PROBLEM TO WORK ON
Filter the data below for the string "voir" and copy each matching line.

DATA TO USE

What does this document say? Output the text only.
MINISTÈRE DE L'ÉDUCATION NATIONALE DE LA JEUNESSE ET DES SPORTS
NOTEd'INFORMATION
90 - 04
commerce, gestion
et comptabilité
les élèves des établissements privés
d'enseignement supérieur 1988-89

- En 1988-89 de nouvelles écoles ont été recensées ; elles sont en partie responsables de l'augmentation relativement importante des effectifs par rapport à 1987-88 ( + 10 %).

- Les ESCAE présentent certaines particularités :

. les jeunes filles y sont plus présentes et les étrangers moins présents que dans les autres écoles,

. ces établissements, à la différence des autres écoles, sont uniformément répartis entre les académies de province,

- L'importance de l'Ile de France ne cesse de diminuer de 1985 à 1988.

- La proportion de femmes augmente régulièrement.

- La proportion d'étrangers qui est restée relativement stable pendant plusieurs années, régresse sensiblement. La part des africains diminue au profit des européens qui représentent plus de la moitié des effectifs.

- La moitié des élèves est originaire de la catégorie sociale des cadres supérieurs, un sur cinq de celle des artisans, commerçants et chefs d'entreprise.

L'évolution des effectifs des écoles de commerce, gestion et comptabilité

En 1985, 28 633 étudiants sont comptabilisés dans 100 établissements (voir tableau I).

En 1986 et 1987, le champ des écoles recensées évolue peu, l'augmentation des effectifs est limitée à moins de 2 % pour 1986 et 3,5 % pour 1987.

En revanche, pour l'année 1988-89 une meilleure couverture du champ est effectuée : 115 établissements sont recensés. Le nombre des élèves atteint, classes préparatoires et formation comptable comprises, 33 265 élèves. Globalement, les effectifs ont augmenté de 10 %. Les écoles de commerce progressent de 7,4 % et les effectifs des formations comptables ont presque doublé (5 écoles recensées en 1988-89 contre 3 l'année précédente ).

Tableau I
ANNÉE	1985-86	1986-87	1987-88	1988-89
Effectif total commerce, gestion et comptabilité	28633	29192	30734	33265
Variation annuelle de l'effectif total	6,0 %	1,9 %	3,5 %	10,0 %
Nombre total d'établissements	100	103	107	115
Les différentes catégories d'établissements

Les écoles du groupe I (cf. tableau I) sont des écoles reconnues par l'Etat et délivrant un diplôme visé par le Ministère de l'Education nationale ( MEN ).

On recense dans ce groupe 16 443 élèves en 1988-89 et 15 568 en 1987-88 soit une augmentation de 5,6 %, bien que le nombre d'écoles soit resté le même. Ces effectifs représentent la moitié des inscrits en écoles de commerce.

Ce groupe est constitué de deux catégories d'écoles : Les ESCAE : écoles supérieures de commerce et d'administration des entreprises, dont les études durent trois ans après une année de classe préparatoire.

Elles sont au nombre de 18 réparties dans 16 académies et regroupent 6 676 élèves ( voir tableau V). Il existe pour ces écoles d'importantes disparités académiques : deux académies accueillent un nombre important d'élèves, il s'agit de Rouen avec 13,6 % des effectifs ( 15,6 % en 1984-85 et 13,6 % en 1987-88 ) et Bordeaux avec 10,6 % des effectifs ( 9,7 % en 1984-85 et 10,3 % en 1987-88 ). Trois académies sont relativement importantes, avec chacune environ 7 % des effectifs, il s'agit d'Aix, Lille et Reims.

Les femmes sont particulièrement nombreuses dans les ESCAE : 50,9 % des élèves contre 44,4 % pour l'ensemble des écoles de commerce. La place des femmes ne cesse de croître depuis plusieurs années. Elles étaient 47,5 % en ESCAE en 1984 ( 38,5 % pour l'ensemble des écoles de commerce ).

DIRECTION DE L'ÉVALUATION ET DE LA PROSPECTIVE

OUTPUT FOR THIS EXERCISE
En 1985, 28 633 étudiants sont comptabilisés dans 100 établissements (voir tableau I).
Elles sont au nombre de 18 réparties dans 16 académies et regroupent 6 676 élèves ( voir tableau V). Il existe pour ces écoles d'importantes disparités académiques : deux académies accueillent un nombre important d'élèves, il s'agit de Rouen avec 13,6 % des effectifs ( 15,6 % en 1984-85 et 13,6 % en 1987-88 ) et Bordeaux avec 10,6 % des effectifs ( 9,7 % en 1984-85 et 10,3 % en 1987-88 ). Trois académies sont relativement importantes, avec chacune environ 7 % des effectifs, il s'agit d'Aix, Lille et Reims.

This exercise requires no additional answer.